CHALLENGE: Copy out each line of the data that holds the word "Sanders".

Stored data
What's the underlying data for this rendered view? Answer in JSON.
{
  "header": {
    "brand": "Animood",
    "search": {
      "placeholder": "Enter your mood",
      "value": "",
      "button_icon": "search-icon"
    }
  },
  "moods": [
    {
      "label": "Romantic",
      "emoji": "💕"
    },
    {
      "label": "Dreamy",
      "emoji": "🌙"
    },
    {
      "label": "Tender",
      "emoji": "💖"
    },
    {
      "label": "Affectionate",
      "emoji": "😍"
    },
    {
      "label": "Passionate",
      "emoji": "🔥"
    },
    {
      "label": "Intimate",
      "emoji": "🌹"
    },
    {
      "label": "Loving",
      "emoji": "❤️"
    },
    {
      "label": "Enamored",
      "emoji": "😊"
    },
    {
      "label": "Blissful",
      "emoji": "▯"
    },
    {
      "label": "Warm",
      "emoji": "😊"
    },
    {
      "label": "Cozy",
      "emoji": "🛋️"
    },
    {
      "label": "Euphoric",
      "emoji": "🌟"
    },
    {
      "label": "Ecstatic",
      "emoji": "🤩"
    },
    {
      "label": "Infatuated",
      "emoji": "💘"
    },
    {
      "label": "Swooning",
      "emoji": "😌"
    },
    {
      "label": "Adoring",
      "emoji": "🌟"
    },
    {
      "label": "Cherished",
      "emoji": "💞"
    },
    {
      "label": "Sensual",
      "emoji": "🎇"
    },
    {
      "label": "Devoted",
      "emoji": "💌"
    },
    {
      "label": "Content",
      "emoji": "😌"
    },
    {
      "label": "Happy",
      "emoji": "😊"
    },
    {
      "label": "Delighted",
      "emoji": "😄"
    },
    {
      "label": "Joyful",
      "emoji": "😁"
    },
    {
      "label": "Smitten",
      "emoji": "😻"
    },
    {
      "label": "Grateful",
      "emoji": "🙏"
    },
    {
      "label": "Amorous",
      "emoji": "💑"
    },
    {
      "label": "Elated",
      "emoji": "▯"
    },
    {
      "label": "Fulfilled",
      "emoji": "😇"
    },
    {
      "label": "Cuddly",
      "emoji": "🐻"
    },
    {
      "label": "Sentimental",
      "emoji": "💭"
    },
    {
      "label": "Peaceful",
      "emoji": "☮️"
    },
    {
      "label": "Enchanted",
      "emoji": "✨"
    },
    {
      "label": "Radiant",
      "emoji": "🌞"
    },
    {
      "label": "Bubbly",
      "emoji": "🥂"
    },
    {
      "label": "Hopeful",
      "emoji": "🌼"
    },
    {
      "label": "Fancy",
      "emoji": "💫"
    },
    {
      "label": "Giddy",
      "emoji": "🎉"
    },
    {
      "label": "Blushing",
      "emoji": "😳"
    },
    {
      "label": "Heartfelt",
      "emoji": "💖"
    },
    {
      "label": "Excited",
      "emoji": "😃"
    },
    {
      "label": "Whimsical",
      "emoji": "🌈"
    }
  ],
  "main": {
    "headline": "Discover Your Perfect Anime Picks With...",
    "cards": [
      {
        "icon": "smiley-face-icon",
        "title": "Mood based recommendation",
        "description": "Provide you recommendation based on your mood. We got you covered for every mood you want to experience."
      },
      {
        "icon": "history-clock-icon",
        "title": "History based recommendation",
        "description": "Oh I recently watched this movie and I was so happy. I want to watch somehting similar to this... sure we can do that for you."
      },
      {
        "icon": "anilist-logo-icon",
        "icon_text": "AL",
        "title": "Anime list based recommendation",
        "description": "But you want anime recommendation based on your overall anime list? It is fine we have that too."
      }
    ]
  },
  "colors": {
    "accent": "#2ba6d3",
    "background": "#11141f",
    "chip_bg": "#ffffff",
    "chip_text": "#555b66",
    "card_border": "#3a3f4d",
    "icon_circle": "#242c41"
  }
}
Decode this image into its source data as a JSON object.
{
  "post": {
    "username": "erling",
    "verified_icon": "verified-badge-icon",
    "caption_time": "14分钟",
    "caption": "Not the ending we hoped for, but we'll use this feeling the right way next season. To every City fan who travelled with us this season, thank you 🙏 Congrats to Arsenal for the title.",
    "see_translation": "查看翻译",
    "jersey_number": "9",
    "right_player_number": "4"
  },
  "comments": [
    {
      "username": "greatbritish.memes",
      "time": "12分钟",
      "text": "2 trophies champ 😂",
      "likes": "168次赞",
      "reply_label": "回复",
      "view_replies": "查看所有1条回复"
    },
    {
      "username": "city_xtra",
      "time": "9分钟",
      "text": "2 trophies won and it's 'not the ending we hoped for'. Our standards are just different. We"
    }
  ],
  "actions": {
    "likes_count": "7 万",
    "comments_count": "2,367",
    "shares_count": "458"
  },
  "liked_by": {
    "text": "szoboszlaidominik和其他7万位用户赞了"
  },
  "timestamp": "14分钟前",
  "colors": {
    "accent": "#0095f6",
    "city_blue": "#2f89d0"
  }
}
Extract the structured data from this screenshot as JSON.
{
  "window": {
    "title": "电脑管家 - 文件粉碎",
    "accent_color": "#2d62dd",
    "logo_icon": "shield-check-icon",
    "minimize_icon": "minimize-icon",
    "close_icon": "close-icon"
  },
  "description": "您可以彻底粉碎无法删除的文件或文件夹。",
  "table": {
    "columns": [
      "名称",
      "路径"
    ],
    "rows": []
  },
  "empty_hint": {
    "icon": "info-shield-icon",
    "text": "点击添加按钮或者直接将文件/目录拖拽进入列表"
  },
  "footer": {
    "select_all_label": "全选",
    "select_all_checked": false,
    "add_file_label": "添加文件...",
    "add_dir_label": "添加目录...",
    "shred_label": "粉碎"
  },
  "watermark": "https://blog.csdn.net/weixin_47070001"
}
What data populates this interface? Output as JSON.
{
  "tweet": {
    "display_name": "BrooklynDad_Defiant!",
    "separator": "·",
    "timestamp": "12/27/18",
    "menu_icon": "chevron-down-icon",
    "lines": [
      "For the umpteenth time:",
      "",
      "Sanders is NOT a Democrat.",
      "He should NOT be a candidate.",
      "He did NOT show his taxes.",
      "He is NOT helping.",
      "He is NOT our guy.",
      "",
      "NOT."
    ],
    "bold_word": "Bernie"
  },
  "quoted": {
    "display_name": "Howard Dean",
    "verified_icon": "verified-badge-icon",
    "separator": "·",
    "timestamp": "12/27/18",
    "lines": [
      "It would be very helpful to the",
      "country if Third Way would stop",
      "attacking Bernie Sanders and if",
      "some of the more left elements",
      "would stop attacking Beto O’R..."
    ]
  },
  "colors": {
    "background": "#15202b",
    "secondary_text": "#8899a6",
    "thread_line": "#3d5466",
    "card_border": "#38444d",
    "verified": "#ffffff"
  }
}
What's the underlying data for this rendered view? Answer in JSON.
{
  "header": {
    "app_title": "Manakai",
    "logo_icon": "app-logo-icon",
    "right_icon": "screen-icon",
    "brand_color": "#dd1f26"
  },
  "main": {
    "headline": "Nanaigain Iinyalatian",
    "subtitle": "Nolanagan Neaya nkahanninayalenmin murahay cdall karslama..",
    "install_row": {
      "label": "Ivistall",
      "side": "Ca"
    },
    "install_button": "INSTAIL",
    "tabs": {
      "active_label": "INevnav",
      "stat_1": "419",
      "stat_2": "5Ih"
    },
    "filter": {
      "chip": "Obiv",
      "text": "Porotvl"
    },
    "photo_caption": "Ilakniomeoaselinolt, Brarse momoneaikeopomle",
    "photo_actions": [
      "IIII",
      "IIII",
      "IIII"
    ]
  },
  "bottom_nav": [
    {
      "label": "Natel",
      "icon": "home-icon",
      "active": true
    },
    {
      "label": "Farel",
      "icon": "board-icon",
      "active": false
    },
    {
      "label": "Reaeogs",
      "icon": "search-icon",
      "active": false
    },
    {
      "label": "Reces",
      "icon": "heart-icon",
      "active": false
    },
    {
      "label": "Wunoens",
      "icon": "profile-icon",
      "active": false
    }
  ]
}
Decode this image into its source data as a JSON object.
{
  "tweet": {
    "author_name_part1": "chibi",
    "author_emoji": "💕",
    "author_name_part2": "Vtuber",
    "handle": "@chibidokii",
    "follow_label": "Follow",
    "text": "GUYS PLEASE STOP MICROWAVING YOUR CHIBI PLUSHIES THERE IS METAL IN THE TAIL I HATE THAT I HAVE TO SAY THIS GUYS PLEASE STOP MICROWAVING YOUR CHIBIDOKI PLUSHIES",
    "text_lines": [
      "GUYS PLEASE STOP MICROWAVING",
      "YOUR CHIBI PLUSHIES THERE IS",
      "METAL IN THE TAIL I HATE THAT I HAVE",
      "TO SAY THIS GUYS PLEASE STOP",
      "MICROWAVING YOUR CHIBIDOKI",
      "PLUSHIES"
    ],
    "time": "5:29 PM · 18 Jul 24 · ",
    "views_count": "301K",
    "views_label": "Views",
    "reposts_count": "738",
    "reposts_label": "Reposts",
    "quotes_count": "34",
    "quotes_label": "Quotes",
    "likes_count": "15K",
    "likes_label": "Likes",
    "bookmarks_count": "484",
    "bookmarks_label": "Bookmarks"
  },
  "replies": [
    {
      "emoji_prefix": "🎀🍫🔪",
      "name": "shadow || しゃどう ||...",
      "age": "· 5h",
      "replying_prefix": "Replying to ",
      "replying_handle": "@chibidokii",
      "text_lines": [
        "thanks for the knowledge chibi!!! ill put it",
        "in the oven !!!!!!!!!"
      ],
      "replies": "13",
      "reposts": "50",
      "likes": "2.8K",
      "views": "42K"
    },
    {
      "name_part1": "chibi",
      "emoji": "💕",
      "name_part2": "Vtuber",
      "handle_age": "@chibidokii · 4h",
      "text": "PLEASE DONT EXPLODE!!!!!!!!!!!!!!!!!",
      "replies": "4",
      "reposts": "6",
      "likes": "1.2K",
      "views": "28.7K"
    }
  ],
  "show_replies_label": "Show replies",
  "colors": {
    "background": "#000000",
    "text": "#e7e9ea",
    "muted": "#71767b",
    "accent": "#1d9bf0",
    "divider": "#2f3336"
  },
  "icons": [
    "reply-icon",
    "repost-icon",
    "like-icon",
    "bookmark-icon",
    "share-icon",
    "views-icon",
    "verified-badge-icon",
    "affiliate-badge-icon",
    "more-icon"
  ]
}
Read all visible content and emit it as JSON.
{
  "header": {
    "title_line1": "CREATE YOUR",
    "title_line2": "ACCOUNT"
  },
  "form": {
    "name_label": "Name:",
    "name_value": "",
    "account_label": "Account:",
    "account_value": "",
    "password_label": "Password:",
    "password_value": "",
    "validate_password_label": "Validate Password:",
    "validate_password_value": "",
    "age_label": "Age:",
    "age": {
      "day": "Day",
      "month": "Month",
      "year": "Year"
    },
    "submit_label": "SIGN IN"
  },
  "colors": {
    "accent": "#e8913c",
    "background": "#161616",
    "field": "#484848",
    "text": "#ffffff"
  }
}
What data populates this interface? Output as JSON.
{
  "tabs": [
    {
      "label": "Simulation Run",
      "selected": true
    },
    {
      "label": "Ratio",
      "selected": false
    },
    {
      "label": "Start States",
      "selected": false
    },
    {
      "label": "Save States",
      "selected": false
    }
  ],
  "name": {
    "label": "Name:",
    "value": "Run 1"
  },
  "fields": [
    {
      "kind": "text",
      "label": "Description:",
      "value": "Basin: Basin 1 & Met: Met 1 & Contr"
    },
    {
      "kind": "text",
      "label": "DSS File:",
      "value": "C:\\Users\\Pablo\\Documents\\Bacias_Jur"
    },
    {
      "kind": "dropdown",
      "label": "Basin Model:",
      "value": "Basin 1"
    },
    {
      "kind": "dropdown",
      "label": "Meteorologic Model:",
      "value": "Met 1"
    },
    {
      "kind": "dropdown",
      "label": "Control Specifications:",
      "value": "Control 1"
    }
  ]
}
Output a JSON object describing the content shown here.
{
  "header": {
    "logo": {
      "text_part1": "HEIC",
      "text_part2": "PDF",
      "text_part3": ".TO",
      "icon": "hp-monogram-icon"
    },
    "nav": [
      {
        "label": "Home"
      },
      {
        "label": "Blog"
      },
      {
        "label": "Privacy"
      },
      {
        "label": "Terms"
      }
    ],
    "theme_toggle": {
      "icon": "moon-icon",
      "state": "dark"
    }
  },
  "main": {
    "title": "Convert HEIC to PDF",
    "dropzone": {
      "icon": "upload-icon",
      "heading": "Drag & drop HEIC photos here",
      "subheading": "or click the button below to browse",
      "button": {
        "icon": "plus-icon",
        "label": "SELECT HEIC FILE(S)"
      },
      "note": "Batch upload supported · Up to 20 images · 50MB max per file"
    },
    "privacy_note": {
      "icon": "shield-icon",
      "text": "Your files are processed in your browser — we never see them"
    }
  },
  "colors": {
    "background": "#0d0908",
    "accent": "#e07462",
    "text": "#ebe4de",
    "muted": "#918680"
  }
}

RESULT FOR THIS TASK:
      "Sanders is NOT a Democrat.",
      "attacking Bernie Sanders and if",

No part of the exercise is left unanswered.